Extracted data entries

-- Opening Marker --

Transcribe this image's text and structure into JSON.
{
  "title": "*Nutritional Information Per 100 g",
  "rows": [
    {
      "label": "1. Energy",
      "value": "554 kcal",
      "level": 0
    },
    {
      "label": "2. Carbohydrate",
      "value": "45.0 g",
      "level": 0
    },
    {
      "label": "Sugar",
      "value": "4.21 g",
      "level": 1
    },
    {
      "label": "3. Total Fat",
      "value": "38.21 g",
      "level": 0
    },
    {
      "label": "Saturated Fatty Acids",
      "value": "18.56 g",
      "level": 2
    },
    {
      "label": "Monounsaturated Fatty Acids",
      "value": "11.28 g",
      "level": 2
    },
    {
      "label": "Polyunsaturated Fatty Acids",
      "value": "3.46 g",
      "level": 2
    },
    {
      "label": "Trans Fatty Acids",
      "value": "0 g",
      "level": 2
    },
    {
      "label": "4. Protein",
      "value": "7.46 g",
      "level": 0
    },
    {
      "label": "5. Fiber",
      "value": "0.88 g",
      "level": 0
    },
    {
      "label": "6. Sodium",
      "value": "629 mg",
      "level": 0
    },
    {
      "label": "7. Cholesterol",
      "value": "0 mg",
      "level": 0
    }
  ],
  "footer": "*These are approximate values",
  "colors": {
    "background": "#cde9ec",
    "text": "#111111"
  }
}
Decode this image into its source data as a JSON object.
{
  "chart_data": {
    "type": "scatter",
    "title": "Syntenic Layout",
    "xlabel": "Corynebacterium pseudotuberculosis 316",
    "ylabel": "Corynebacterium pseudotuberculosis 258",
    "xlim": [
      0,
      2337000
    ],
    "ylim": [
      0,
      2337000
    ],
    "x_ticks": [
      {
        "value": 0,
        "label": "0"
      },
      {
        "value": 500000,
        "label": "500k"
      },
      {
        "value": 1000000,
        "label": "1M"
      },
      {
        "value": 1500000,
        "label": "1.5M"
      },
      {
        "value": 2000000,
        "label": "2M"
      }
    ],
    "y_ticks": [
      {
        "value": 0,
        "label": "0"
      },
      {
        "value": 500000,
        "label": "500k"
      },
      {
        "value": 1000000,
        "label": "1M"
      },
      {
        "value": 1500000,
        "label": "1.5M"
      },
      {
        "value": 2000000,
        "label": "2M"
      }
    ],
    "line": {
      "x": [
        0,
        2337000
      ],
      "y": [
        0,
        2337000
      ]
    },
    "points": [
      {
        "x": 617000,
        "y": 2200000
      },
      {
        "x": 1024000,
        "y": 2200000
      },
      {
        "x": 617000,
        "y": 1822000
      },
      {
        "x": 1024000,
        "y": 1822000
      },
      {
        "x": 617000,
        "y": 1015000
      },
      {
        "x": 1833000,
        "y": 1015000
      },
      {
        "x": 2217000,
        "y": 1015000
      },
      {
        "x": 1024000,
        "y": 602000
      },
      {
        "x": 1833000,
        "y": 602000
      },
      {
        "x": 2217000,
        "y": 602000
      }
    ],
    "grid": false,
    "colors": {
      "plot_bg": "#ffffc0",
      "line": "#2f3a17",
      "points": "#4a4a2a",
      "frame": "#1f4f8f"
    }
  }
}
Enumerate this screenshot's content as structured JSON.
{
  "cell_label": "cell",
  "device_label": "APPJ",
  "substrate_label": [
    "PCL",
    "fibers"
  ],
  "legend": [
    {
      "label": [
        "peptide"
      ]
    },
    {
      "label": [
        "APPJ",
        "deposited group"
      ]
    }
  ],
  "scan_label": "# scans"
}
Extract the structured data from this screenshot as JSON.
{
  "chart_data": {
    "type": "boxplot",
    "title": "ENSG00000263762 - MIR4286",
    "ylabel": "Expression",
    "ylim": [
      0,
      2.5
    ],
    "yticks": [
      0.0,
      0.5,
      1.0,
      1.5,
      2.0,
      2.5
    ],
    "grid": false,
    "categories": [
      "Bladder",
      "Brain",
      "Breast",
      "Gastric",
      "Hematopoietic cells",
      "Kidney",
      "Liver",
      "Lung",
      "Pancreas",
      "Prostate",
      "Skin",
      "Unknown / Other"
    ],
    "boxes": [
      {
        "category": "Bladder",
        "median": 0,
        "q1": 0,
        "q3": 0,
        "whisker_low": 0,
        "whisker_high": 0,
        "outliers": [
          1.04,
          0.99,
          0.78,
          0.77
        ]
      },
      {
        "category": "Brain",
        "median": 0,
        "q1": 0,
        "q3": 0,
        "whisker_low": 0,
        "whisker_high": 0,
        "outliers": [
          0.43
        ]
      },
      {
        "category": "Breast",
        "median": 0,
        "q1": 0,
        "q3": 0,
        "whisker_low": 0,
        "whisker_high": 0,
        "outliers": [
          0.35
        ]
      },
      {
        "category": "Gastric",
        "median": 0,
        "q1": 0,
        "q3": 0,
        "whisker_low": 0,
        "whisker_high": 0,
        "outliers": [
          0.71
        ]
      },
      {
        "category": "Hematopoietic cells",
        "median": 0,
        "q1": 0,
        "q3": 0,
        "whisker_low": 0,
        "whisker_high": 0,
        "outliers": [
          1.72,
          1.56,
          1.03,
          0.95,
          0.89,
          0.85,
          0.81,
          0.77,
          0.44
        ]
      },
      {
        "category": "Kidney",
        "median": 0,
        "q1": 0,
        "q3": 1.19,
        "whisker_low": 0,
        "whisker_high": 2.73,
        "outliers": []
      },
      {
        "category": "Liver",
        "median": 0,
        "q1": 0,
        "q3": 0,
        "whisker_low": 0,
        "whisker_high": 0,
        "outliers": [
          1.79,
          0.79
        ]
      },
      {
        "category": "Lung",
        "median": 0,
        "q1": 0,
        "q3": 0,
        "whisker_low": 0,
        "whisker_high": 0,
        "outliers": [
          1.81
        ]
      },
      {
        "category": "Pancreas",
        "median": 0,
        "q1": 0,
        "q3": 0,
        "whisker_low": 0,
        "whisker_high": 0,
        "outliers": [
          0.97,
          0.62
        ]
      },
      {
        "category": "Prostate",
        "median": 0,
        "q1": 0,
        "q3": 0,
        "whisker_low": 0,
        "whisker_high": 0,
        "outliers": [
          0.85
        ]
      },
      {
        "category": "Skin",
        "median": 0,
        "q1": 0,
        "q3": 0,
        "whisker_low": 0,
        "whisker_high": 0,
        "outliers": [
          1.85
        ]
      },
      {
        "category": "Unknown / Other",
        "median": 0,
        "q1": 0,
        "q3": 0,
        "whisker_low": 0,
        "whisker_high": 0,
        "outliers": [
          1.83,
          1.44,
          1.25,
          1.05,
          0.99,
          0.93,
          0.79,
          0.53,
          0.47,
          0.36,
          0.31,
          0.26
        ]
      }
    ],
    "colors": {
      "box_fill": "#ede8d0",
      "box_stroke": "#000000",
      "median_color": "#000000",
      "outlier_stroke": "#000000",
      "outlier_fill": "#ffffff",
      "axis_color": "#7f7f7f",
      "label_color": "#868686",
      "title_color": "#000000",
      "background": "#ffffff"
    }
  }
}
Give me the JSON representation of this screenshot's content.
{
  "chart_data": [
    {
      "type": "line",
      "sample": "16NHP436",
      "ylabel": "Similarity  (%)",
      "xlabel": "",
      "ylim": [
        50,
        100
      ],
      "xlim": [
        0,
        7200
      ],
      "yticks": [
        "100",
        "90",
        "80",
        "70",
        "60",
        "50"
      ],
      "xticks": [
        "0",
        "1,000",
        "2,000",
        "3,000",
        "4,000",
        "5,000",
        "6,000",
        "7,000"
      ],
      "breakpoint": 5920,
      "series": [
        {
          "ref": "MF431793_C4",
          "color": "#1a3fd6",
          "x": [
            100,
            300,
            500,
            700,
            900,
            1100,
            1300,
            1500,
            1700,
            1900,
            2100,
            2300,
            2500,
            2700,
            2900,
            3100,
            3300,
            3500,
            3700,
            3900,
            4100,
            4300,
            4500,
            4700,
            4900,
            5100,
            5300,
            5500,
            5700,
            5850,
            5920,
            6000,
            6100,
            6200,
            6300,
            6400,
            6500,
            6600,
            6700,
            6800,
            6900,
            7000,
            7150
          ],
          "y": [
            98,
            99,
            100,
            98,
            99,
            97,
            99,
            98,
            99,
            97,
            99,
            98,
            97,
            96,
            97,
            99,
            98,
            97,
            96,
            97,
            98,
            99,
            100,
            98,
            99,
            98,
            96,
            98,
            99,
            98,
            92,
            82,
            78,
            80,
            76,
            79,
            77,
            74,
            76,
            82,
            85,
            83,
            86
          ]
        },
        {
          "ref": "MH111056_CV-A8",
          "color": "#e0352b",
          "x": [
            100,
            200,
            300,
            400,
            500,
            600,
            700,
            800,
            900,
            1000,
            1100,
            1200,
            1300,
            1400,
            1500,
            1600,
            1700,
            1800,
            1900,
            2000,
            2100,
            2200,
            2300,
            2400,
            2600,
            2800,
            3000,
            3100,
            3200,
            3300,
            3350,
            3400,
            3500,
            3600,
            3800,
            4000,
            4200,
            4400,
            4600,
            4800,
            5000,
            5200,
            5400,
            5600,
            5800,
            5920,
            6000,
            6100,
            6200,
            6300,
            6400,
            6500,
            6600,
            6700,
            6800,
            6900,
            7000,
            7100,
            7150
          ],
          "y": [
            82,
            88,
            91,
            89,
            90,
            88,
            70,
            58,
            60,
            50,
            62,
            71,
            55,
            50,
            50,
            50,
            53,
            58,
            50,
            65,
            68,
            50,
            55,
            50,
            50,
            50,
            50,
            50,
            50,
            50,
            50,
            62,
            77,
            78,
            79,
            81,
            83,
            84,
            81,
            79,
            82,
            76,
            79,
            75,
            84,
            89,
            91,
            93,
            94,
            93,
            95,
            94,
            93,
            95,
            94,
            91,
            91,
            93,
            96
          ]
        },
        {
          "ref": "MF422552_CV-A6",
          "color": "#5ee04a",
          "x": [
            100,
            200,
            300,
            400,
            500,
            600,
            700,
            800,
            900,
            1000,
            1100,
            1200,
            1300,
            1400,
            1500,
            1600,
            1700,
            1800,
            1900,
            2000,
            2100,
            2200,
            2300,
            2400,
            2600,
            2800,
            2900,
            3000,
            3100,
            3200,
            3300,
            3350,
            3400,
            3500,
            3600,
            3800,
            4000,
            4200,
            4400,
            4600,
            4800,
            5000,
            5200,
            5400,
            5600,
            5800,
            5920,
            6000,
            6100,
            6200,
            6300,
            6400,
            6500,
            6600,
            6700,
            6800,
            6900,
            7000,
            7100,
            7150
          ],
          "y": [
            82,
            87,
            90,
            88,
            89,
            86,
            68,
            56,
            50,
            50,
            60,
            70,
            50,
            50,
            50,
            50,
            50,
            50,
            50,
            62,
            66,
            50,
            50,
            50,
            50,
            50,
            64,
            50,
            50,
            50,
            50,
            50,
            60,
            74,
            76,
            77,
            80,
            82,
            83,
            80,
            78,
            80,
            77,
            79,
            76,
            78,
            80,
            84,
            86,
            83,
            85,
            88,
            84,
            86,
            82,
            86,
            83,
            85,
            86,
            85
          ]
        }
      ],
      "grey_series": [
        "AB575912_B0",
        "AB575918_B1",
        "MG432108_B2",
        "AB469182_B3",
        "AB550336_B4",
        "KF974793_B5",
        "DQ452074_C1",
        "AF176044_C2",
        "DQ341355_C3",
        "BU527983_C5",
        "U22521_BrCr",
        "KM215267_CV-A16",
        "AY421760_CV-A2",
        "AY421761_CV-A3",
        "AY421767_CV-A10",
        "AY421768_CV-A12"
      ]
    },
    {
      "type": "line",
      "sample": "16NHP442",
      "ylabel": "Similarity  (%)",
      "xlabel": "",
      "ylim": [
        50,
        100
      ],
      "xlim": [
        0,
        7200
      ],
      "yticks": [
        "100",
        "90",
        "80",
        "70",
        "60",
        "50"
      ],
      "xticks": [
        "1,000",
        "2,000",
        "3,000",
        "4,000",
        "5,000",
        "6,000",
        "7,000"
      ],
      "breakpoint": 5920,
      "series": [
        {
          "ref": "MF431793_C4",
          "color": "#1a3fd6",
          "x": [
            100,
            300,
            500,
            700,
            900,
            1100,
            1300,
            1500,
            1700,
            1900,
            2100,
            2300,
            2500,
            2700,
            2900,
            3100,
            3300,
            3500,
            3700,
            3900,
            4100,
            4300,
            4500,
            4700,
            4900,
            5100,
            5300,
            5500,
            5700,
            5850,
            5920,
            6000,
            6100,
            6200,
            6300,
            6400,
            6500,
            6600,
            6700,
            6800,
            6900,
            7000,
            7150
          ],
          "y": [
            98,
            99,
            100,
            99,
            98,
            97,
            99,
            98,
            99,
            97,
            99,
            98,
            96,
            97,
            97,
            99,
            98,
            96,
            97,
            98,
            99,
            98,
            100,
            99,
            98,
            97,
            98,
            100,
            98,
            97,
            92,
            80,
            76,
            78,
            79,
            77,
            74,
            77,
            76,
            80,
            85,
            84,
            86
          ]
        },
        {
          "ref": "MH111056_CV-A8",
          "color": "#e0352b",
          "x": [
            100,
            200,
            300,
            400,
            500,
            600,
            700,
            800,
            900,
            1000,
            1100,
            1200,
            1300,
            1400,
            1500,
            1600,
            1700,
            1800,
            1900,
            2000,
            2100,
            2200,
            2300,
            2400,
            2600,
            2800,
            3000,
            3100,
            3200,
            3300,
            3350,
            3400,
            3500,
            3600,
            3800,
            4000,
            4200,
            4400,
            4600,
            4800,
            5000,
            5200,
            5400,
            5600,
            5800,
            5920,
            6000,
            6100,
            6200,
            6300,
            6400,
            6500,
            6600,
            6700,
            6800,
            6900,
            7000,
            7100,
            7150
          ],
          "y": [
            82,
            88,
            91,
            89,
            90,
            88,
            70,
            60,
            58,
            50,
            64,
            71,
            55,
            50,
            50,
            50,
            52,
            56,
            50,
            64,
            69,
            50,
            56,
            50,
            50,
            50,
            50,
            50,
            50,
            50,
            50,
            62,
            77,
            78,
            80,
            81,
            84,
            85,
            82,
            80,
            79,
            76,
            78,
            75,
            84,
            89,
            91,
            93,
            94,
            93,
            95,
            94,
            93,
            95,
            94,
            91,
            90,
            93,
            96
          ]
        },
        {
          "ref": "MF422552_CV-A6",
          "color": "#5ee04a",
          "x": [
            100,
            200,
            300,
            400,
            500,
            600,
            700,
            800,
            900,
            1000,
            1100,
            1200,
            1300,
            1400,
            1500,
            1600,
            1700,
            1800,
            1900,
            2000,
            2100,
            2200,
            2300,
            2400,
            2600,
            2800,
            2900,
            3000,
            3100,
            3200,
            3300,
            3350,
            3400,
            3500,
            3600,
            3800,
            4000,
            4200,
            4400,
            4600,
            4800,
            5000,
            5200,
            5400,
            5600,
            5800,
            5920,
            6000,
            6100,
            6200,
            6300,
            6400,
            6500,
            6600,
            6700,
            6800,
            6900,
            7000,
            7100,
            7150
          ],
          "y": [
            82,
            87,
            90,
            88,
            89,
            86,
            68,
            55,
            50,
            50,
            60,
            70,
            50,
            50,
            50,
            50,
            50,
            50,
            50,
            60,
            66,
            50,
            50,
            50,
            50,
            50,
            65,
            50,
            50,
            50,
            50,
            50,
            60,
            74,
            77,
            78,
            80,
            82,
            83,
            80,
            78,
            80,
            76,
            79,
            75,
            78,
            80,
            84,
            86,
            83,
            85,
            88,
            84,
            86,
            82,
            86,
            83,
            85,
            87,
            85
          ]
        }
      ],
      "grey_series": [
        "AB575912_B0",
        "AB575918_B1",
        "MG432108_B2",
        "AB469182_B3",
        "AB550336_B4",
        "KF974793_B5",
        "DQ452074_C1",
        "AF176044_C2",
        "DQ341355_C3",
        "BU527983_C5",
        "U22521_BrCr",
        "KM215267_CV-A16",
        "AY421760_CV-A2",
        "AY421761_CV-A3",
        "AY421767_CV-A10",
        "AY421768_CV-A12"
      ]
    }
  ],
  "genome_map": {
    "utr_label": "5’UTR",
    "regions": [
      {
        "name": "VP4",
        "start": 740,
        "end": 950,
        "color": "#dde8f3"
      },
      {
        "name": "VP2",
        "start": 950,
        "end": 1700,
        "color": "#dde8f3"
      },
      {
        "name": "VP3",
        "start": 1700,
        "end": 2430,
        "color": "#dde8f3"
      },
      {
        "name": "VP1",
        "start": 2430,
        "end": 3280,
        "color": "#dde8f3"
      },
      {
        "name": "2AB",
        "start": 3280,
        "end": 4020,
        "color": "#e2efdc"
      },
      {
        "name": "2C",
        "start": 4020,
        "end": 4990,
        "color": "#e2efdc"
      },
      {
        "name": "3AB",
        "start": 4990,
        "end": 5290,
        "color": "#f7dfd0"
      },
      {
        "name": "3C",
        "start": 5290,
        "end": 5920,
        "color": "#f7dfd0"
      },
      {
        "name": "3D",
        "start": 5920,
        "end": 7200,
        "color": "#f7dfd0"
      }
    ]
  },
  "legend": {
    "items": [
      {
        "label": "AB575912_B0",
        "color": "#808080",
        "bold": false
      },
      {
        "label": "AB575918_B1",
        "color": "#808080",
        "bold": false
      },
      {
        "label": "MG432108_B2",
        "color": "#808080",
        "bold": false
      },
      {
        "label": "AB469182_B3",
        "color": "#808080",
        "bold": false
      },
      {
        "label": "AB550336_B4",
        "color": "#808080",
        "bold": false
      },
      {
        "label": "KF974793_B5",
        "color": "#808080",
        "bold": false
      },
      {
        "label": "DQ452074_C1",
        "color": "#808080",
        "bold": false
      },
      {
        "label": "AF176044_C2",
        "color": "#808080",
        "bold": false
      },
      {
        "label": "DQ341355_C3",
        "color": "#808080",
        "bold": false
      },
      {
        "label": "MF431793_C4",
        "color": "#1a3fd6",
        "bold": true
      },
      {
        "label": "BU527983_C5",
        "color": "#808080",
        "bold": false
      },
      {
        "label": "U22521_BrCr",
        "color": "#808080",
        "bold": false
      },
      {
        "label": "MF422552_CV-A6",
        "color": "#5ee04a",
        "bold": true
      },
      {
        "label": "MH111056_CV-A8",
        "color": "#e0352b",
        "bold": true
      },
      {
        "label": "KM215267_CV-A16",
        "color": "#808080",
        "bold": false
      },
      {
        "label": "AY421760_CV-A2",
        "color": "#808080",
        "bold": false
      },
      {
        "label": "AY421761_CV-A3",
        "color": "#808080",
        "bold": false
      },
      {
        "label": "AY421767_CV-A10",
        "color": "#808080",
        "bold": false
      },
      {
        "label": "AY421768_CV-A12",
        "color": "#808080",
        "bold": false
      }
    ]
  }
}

-- Closing Marker --

- [Activity]
The answer must consist of each line from the data that includes the string "Acids".

- [Answer space]
      "label": "Saturated Fatty Acids",
      "label": "Monounsaturated Fatty Acids",
      "label": "Polyunsaturated Fatty Acids",
      "label": "Trans Fatty Acids",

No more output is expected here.